### [WRITTEN REQUEST]
Write out the entries below once more, exactly.

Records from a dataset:
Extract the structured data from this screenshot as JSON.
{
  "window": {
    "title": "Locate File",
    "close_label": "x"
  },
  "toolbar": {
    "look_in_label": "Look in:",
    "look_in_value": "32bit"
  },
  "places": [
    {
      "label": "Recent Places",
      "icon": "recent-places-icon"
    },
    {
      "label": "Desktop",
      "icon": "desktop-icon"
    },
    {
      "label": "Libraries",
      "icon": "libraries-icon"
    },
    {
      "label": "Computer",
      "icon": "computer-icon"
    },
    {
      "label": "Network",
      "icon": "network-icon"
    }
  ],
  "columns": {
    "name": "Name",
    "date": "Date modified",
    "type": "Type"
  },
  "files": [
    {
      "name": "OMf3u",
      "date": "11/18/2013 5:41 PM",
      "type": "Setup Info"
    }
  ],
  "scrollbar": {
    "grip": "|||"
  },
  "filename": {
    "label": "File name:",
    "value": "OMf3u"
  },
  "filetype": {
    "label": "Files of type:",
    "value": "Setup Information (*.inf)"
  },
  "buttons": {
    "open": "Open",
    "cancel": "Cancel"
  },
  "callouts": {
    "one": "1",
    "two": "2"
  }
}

### [RESULT FOR THIS TASK]
Extract the structured data from this screenshot as JSON.
{
  "window": {
    "title": "Locate File",
    "close_label": "x"
  },
  "toolbar": {
    "look_in_label": "Look in:",
    "look_in_value": "32bit"
  },
  "places": [
    {
      "label": "Recent Places",
      "icon": "recent-places-icon"
    },
    {
      "label": "Desktop",
      "icon": "desktop-icon"
    },
    {
      "label": "Libraries",
      "icon": "libraries-icon"
    },
    {
      "label": "Computer",
      "icon": "computer-icon"
    },
    {
      "label": "Network",
      "icon": "network-icon"
    }
  ],
  "columns": {
    "name": "Name",
    "date": "Date modified",
    "type": "Type"
  },
  "files": [
    {
      "name": "OMf3u",
      "date": "11/18/2013 5:41 PM",
      "type": "Setup Info"
    }
  ],
  "scrollbar": {
    "grip": "|||"
  },
  "filename": {
    "label": "File name:",
    "value": "OMf3u"
  },
  "filetype": {
    "label": "Files of type:",
    "value": "Setup Information (*.inf)"
  },
  "buttons": {
    "open": "Open",
    "cancel": "Cancel"
  },
  "callouts": {
    "one": "1",
    "two": "2"
  }
}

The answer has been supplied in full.